EXERCISE DATA —
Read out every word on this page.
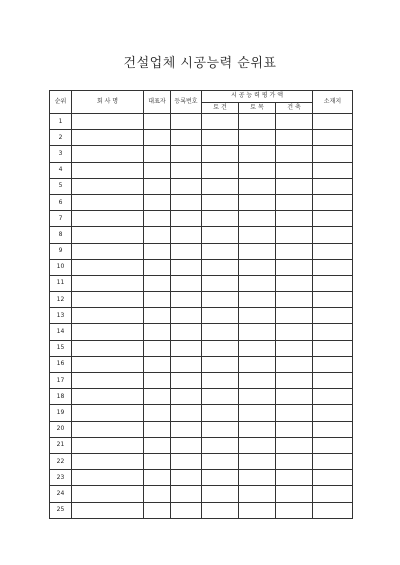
건설업체 시공능력 순위표
순위	회 사 명	대표자	등록번호	시 공 능 력 평 가 액			소재지
				토 건	토 목	건 축	
1							
2							
3							
4							
5							
6							
7							
8							
9							
10							
11							
12							
13							
14							
15							
16							
17							
18							
19							
20							
21							
22							
23							
24							
25							
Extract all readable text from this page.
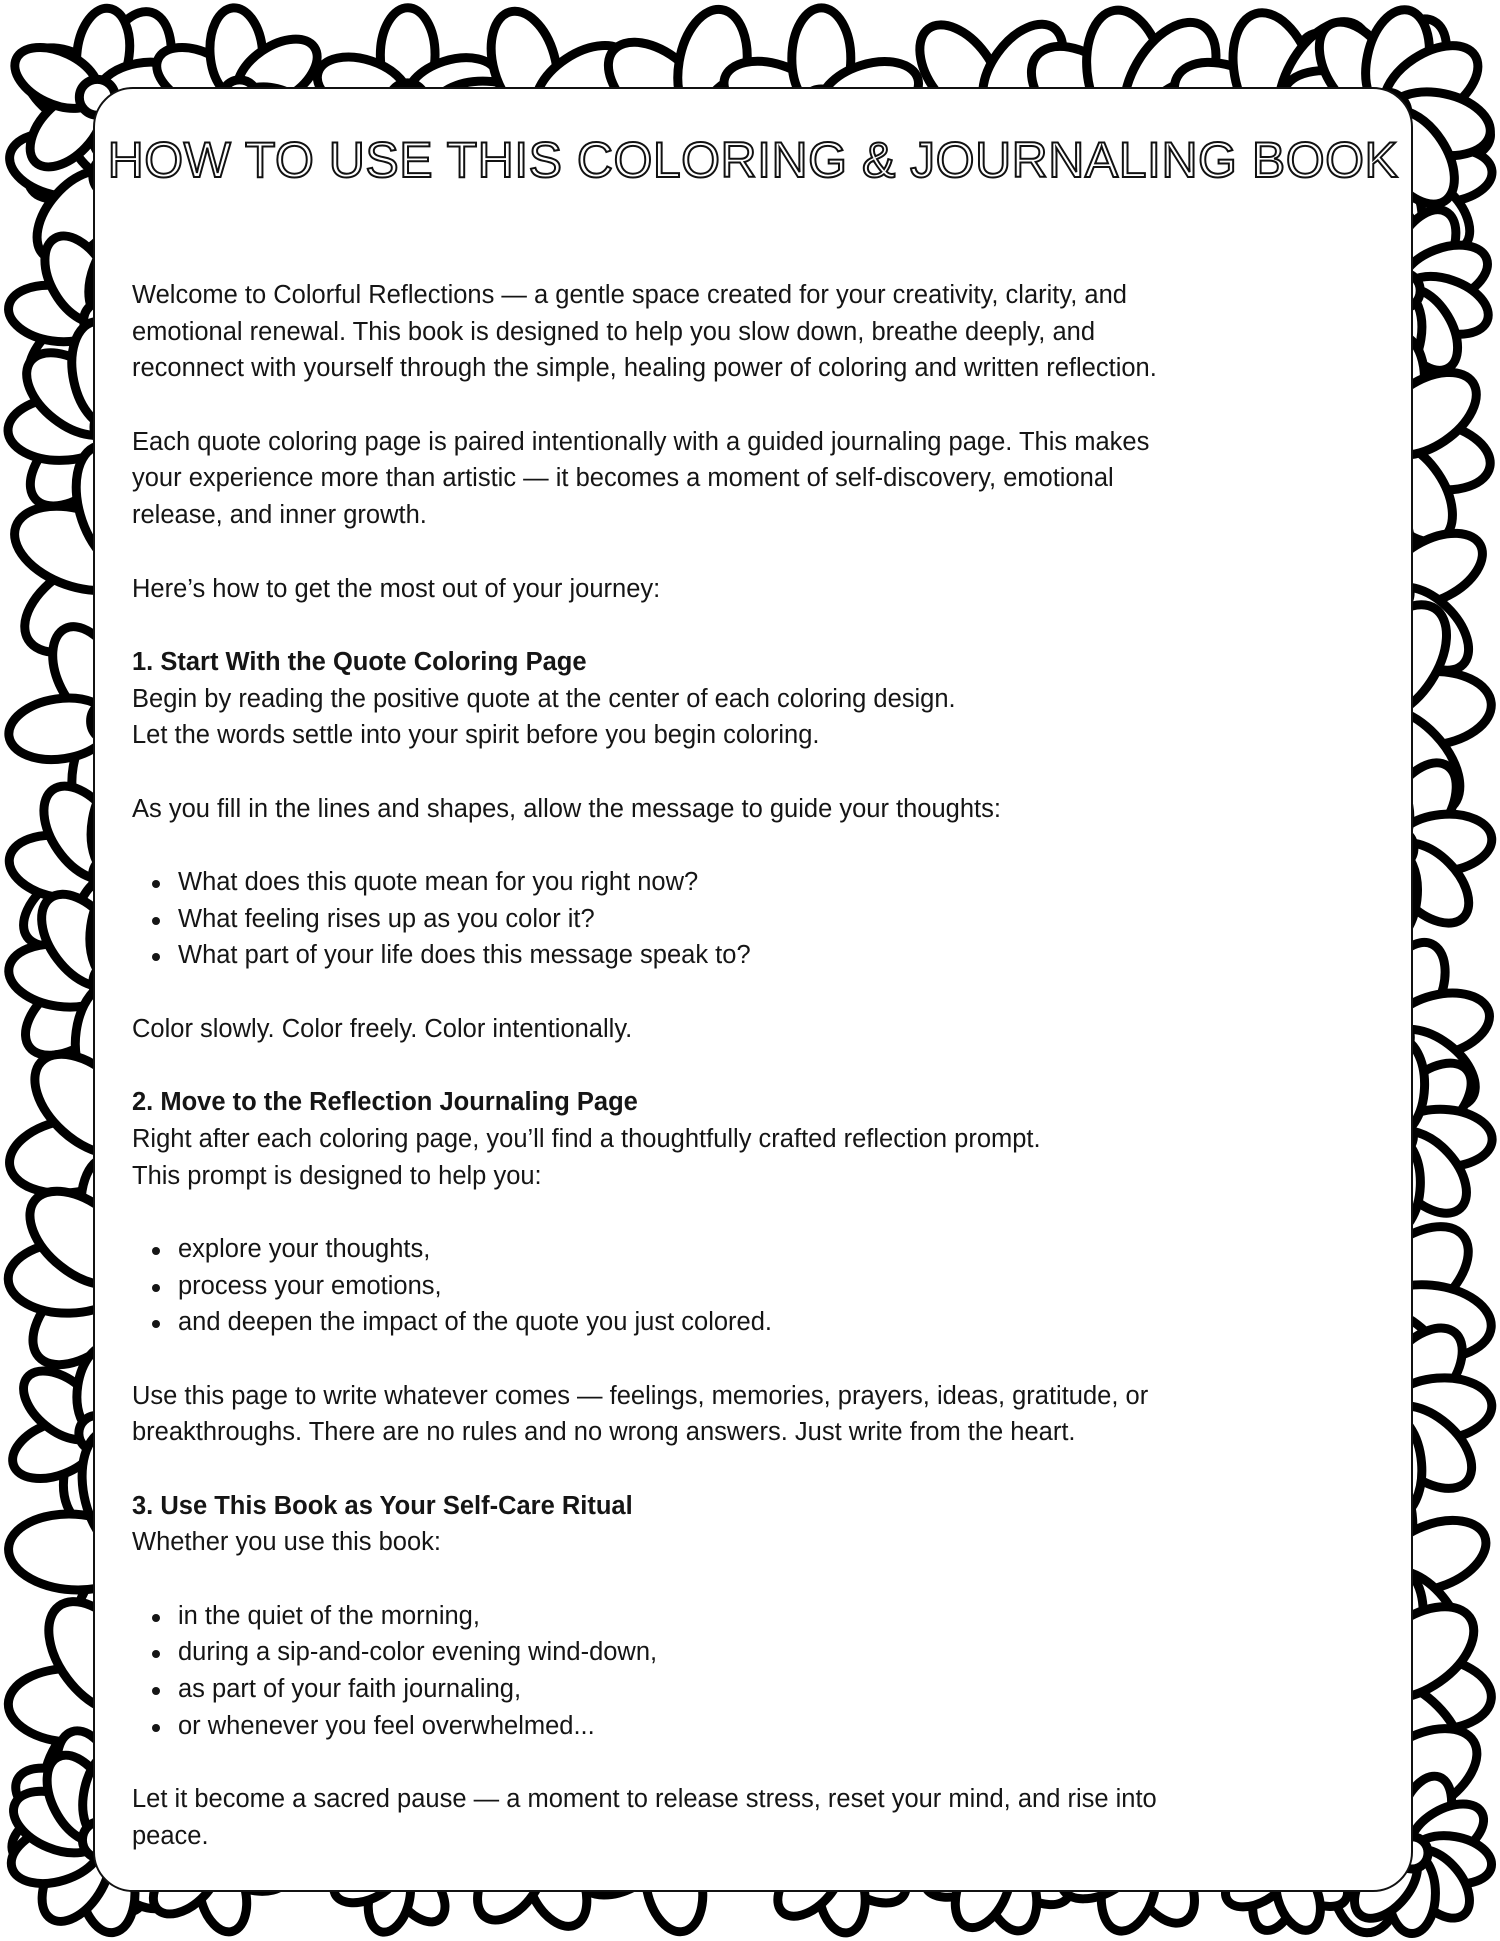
HOW TO USE THIS COLORING & JOURNALING BOOK
Welcome to Colorful Reflections — a gentle space created for your creativity, clarity, and
emotional renewal. This book is designed to help you slow down, breathe deeply, and
reconnect with yourself through the simple, healing power of coloring and written reflection.
Each quote coloring page is paired intentionally with a guided journaling page. This makes
your experience more than artistic — it becomes a moment of self-discovery, emotional
release, and inner growth.
Here’s how to get the most out of your journey:
1. Start With the Quote Coloring Page
Begin by reading the positive quote at the center of each coloring design.
Let the words settle into your spirit before you begin coloring.
As you fill in the lines and shapes, allow the message to guide your thoughts:
What does this quote mean for you right now?
What feeling rises up as you color it?
What part of your life does this message speak to?
Color slowly. Color freely. Color intentionally.
2. Move to the Reflection Journaling Page
Right after each coloring page, you’ll find a thoughtfully crafted reflection prompt.
This prompt is designed to help you:
explore your thoughts,
process your emotions,
and deepen the impact of the quote you just colored.
Use this page to write whatever comes — feelings, memories, prayers, ideas, gratitude, or
breakthroughs. There are no rules and no wrong answers. Just write from the heart.
3. Use This Book as Your Self-Care Ritual
Whether you use this book:
in the quiet of the morning,
during a sip-and-color evening wind-down,
as part of your faith journaling,
or whenever you feel overwhelmed...
Let it become a sacred pause — a moment to release stress, reset your mind, and rise into
peace.
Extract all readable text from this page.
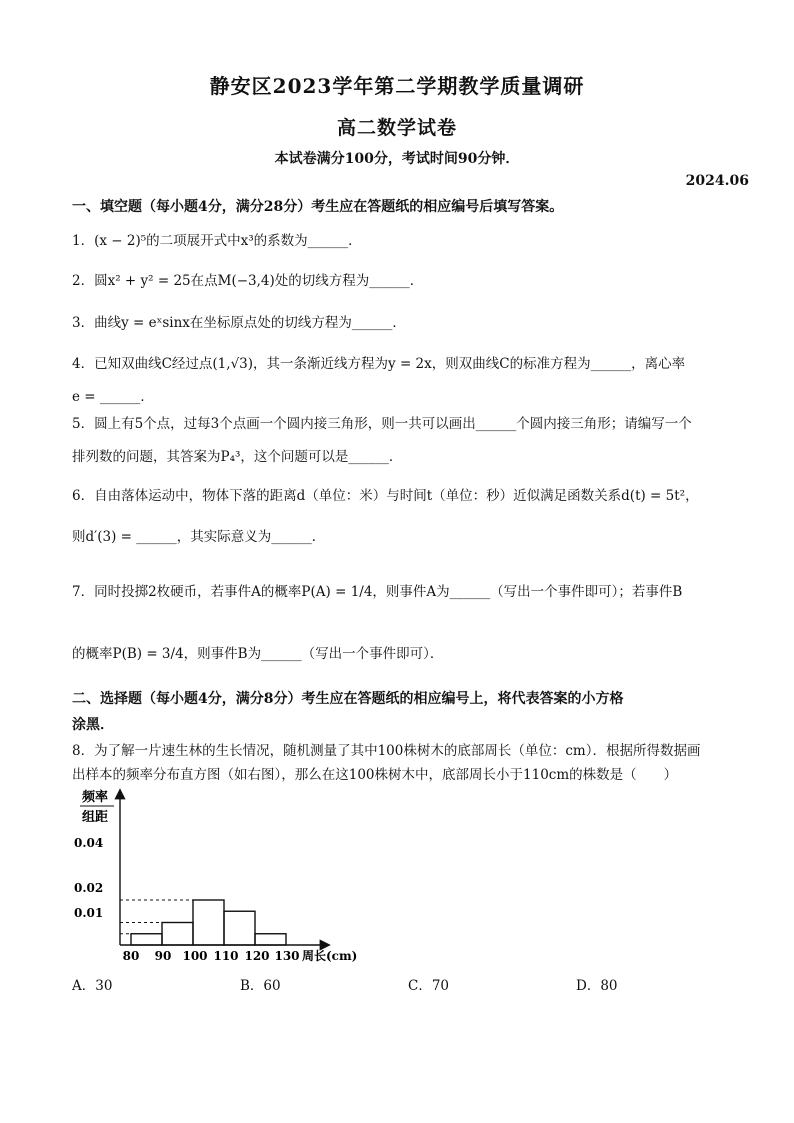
静安区2023学年第二学期教学质量调研
高二数学试卷
本试卷满分100分，考试时间90分钟．
2024.06
一、填空题（每小题4分，满分28分）考生应在答题纸的相应编号后填写答案。
1．(x − 2)⁵的二项展开式中x³的系数为______．
2．圆x² + y² = 25在点M(−3,4)处的切线方程为______．
3．曲线y = eˣsinx在坐标原点处的切线方程为______．
4．已知双曲线C经过点(1,√3)，其一条渐近线方程为y = 2x，则双曲线C的标准方程为______，离心率
e = ______．
5．圆上有5个点，过每3个点画一个圆内接三角形，则一共可以画出______个圆内接三角形；请编写一个
排列数的问题，其答案为P₄³，这个问题可以是______．
6．自由落体运动中，物体下落的距离d（单位：米）与时间t（单位：秒）近似满足函数关系d(t) = 5t²，
则d′(3) = ______，其实际意义为______．
7．同时投掷2枚硬币，若事件A的概率P(A) = 1/4，则事件A为______（写出一个事件即可）；若事件B
的概率P(B) = 3/4，则事件B为______（写出一个事件即可）．
二、选择题（每小题4分，满分8分）考生应在答题纸的相应编号上，将代表答案的小方格
涂黑．
8．为了解一片速生林的生长情况，随机测量了其中100株树木的底部周长（单位：cm）．根据所得数据画
出样本的频率分布直方图（如右图），那么在这100株树木中，底部周长小于110cm的株数是（　　）
频率
组距
0.04
0.02
0.01
80 90 100 110 120 130 周长(cm)
A．30	B．60	C．70	D．80
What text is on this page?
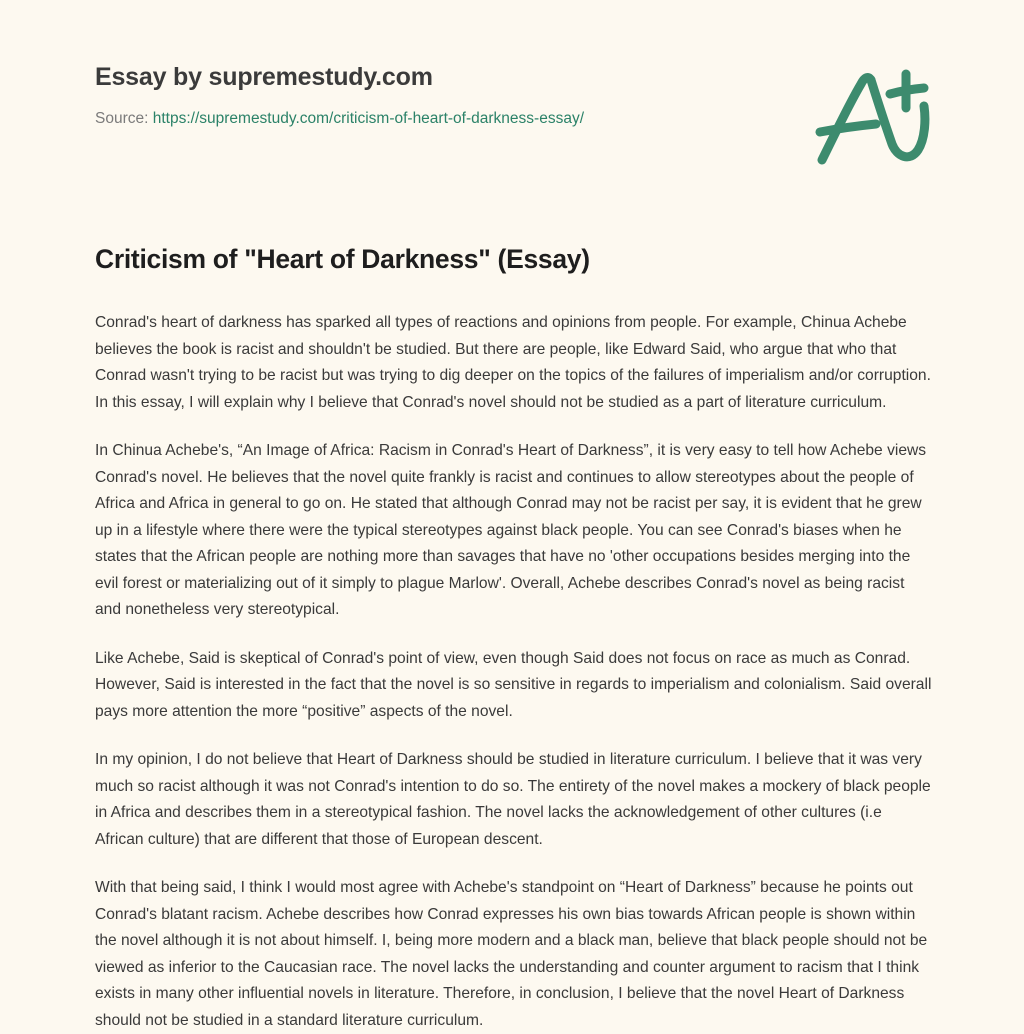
Essay by supremestudy.com
Source: https://supremestudy.com/criticism-of-heart-of-darkness-essay/
Criticism of "Heart of Darkness" (Essay)

Conrad's heart of darkness has sparked all types of reactions and opinions from people. For example, Chinua Achebe believes the book is racist and shouldn't be studied. But there are people, like Edward Said, who argue that who that Conrad wasn't trying to be racist but was trying to dig deeper on the topics of the failures of imperialism and/or corruption. In this essay, I will explain why I believe that Conrad's novel should not be studied as a part of literature curriculum.

In Chinua Achebe's, “An Image of Africa: Racism in Conrad's Heart of Darkness”, it is very easy to tell how Achebe views Conrad's novel. He believes that the novel quite frankly is racist and continues to allow stereotypes about the people of Africa and Africa in general to go on. He stated that although Conrad may not be racist per say, it is evident that he grew up in a lifestyle where there were the typical stereotypes against black people. You can see Conrad's biases when he states that the African people are nothing more than savages that have no 'other occupations besides merging into the evil forest or materializing out of it simply to plague Marlow'. Overall, Achebe describes Conrad's novel as being racist and nonetheless very stereotypical.

Like Achebe, Said is skeptical of Conrad's point of view, even though Said does not focus on race as much as Conrad. However, Said is interested in the fact that the novel is so sensitive in regards to imperialism and colonialism. Said overall pays more attention the more “positive” aspects of the novel.

In my opinion, I do not believe that Heart of Darkness should be studied in literature curriculum. I believe that it was very much so racist although it was not Conrad's intention to do so. The entirety of the novel makes a mockery of black people in Africa and describes them in a stereotypical fashion. The novel lacks the acknowledgement of other cultures (i.e African culture) that are different that those of European descent.

With that being said, I think I would most agree with Achebe's standpoint on “Heart of Darkness” because he points out Conrad's blatant racism. Achebe describes how Conrad expresses his own bias towards African people is shown within the novel although it is not about himself. I, being more modern and a black man, believe that black people should not be viewed as inferior to the Caucasian race. The novel lacks the understanding and counter argument to racism that I think exists in many other influential novels in literature. Therefore, in conclusion, I believe that the novel Heart of Darkness should not be studied in a standard literature curriculum.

TASK TO COMPLETE — Repeat the listing verbatim. Skip the pictures.

RESPONSE TO THIS EXERCISE —
Read out every word on this page.
건설업체 시공능력 순위표
순위	회 사 명	대표자	등록번호	시 공 능 력 평 가 액			소재지
				토 건	토 목	건 축	
1							
2							
3							
4							
5							
6							
7							
8							
9							
10							
11							
12							
13							
14							
15							
16							
17							
18							
19							
20							
21							
22							
23							
24							
25							
Extract all readable text from this page.
HOW TO USE THIS COLORING & JOURNALING BOOK
Welcome to Colorful Reflections — a gentle space created for your creativity, clarity, and
emotional renewal. This book is designed to help you slow down, breathe deeply, and
reconnect with yourself through the simple, healing power of coloring and written reflection.
Each quote coloring page is paired intentionally with a guided journaling page. This makes
your experience more than artistic — it becomes a moment of self-discovery, emotional
release, and inner growth.
Here’s how to get the most out of your journey:
1. Start With the Quote Coloring Page
Begin by reading the positive quote at the center of each coloring design.
Let the words settle into your spirit before you begin coloring.
As you fill in the lines and shapes, allow the message to guide your thoughts:
What does this quote mean for you right now?
What feeling rises up as you color it?
What part of your life does this message speak to?
Color slowly. Color freely. Color intentionally.
2. Move to the Reflection Journaling Page
Right after each coloring page, you’ll find a thoughtfully crafted reflection prompt.
This prompt is designed to help you:
explore your thoughts,
process your emotions,
and deepen the impact of the quote you just colored.
Use this page to write whatever comes — feelings, memories, prayers, ideas, gratitude, or
breakthroughs. There are no rules and no wrong answers. Just write from the heart.
3. Use This Book as Your Self-Care Ritual
Whether you use this book:
in the quiet of the morning,
during a sip-and-color evening wind-down,
as part of your faith journaling,
or whenever you feel overwhelmed...
Let it become a sacred pause — a moment to release stress, reset your mind, and rise into
peace.
Extract all readable text from this page.
静安区2023学年第二学期教学质量调研
高二数学试卷
本试卷满分100分，考试时间90分钟．
2024.06
一、填空题（每小题4分，满分28分）考生应在答题纸的相应编号后填写答案。
1．(x − 2)⁵的二项展开式中x³的系数为______．
2．圆x² + y² = 25在点M(−3,4)处的切线方程为______．
3．曲线y = eˣsinx在坐标原点处的切线方程为______．
4．已知双曲线C经过点(1,√3)，其一条渐近线方程为y = 2x，则双曲线C的标准方程为______，离心率
e = ______．
5．圆上有5个点，过每3个点画一个圆内接三角形，则一共可以画出______个圆内接三角形；请编写一个
排列数的问题，其答案为P₄³，这个问题可以是______．
6．自由落体运动中，物体下落的距离d（单位：米）与时间t（单位：秒）近似满足函数关系d(t) = 5t²，
则d′(3) = ______，其实际意义为______．
7．同时投掷2枚硬币，若事件A的概率P(A) = 1/4，则事件A为______（写出一个事件即可）；若事件B
的概率P(B) = 3/4，则事件B为______（写出一个事件即可）．
二、选择题（每小题4分，满分8分）考生应在答题纸的相应编号上，将代表答案的小方格
涂黑．
8．为了解一片速生林的生长情况，随机测量了其中100株树木的底部周长（单位：cm）．根据所得数据画
出样本的频率分布直方图（如右图），那么在这100株树木中，底部周长小于110cm的株数是（　　）
频率
组距
0.04
0.02
0.01
80 90 100 110 120 130 周长(cm)
A．30	B．60	C．70	D．80
What text is on this page?
Essay by supremestudy.com
Source: https://supremestudy.com/criticism-of-heart-of-darkness-essay/
Criticism of "Heart of Darkness" (Essay)

Conrad's heart of darkness has sparked all types of reactions and opinions from people. For example, Chinua Achebe believes the book is racist and shouldn't be studied. But there are people, like Edward Said, who argue that who that Conrad wasn't trying to be racist but was trying to dig deeper on the topics of the failures of imperialism and/or corruption. In this essay, I will explain why I believe that Conrad's novel should not be studied as a part of literature curriculum.

In Chinua Achebe's, “An Image of Africa: Racism in Conrad's Heart of Darkness”, it is very easy to tell how Achebe views Conrad's novel. He believes that the novel quite frankly is racist and continues to allow stereotypes about the people of Africa and Africa in general to go on. He stated that although Conrad may not be racist per say, it is evident that he grew up in a lifestyle where there were the typical stereotypes against black people. You can see Conrad's biases when he states that the African people are nothing more than savages that have no 'other occupations besides merging into the evil forest or materializing out of it simply to plague Marlow'. Overall, Achebe describes Conrad's novel as being racist and nonetheless very stereotypical.

Like Achebe, Said is skeptical of Conrad's point of view, even though Said does not focus on race as much as Conrad. However, Said is interested in the fact that the novel is so sensitive in regards to imperialism and colonialism. Said overall pays more attention the more “positive” aspects of the novel.

In my opinion, I do not believe that Heart of Darkness should be studied in literature curriculum. I believe that it was very much so racist although it was not Conrad's intention to do so. The entirety of the novel makes a mockery of black people in Africa and describes them in a stereotypical fashion. The novel lacks the acknowledgement of other cultures (i.e African culture) that are different that those of European descent.

With that being said, I think I would most agree with Achebe's standpoint on “Heart of Darkness” because he points out Conrad's blatant racism. Achebe describes how Conrad expresses his own bias towards African people is shown within the novel although it is not about himself. I, being more modern and a black man, believe that black people should not be viewed as inferior to the Caucasian race. The novel lacks the understanding and counter argument to racism that I think exists in many other influential novels in literature. Therefore, in conclusion, I believe that the novel Heart of Darkness should not be studied in a standard literature curriculum.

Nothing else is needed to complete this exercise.